begin

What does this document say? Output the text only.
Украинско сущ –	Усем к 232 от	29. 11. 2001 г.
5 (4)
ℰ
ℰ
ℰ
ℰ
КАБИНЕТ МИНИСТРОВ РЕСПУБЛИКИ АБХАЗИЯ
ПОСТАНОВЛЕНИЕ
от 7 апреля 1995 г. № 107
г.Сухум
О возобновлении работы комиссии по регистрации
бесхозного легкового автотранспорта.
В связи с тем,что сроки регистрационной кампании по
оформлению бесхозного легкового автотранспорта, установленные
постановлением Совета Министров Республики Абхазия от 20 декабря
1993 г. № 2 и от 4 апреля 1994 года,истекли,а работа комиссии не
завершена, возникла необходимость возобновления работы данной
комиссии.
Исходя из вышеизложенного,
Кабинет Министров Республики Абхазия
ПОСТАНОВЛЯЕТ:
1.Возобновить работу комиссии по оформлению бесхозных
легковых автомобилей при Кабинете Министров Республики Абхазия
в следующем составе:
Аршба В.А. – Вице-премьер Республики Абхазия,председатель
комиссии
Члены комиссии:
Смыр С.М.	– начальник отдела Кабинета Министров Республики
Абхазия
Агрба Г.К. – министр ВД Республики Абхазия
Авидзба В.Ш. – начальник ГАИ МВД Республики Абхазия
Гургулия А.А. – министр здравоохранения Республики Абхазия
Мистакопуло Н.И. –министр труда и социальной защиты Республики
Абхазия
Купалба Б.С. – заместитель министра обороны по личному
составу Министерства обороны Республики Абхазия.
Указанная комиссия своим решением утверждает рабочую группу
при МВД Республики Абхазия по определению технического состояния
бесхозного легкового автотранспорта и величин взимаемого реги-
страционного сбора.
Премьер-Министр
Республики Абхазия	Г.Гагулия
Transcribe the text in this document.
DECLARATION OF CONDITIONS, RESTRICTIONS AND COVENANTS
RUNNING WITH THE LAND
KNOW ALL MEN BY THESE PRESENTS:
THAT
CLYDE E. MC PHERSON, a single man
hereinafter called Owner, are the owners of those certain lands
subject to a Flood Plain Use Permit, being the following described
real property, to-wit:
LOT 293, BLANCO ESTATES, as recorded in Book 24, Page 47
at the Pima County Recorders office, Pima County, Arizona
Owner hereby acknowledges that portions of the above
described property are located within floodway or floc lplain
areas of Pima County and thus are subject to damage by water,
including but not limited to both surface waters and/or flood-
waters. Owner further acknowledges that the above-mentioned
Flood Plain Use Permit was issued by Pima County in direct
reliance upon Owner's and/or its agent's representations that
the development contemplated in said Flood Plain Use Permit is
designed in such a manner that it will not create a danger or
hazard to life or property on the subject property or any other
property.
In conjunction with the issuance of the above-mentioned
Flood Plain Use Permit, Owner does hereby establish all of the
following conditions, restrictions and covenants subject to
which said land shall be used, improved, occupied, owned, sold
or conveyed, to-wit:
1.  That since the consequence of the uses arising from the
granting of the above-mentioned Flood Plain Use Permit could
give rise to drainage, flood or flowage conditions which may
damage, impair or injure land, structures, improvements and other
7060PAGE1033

end

- **Given exercise**:
Return the whole listing exactly, with every line included.

- **Result for this exercise**:
What does this document say? Output the text only.
Украинско сущ –	Усем к 232 от	29. 11. 2001 г.
5 (4)
ℰ
ℰ
ℰ
ℰ
КАБИНЕТ МИНИСТРОВ РЕСПУБЛИКИ АБХАЗИЯ
ПОСТАНОВЛЕНИЕ
от 7 апреля 1995 г. № 107
г.Сухум
О возобновлении работы комиссии по регистрации
бесхозного легкового автотранспорта.
В связи с тем,что сроки регистрационной кампании по
оформлению бесхозного легкового автотранспорта, установленные
постановлением Совета Министров Республики Абхазия от 20 декабря
1993 г. № 2 и от 4 апреля 1994 года,истекли,а работа комиссии не
завершена, возникла необходимость возобновления работы данной
комиссии.
Исходя из вышеизложенного,
Кабинет Министров Республики Абхазия
ПОСТАНОВЛЯЕТ:
1.Возобновить работу комиссии по оформлению бесхозных
легковых автомобилей при Кабинете Министров Республики Абхазия
в следующем составе:
Аршба В.А. – Вице-премьер Республики Абхазия,председатель
комиссии
Члены комиссии:
Смыр С.М.	– начальник отдела Кабинета Министров Республики
Абхазия
Агрба Г.К. – министр ВД Республики Абхазия
Авидзба В.Ш. – начальник ГАИ МВД Республики Абхазия
Гургулия А.А. – министр здравоохранения Республики Абхазия
Мистакопуло Н.И. –министр труда и социальной защиты Республики
Абхазия
Купалба Б.С. – заместитель министра обороны по личному
составу Министерства обороны Республики Абхазия.
Указанная комиссия своим решением утверждает рабочую группу
при МВД Республики Абхазия по определению технического состояния
бесхозного легкового автотранспорта и величин взимаемого реги-
страционного сбора.
Премьер-Министр
Республики Абхазия	Г.Гагулия
Transcribe the text in this document.
DECLARATION OF CONDITIONS, RESTRICTIONS AND COVENANTS
RUNNING WITH THE LAND
KNOW ALL MEN BY THESE PRESENTS:
THAT
CLYDE E. MC PHERSON, a single man
hereinafter called Owner, are the owners of those certain lands
subject to a Flood Plain Use Permit, being the following described
real property, to-wit:
LOT 293, BLANCO ESTATES, as recorded in Book 24, Page 47
at the Pima County Recorders office, Pima County, Arizona
Owner hereby acknowledges that portions of the above
described property are located within floodway or floc lplain
areas of Pima County and thus are subject to damage by water,
including but not limited to both surface waters and/or flood-
waters. Owner further acknowledges that the above-mentioned
Flood Plain Use Permit was issued by Pima County in direct
reliance upon Owner's and/or its agent's representations that
the development contemplated in said Flood Plain Use Permit is
designed in such a manner that it will not create a danger or
hazard to life or property on the subject property or any other
property.
In conjunction with the issuance of the above-mentioned
Flood Plain Use Permit, Owner does hereby establish all of the
following conditions, restrictions and covenants subject to
which said land shall be used, improved, occupied, owned, sold
or conveyed, to-wit:
1.  That since the consequence of the uses arising from the
granting of the above-mentioned Flood Plain Use Permit could
give rise to drainage, flood or flowage conditions which may
damage, impair or injure land, structures, improvements and other
7060PAGE1033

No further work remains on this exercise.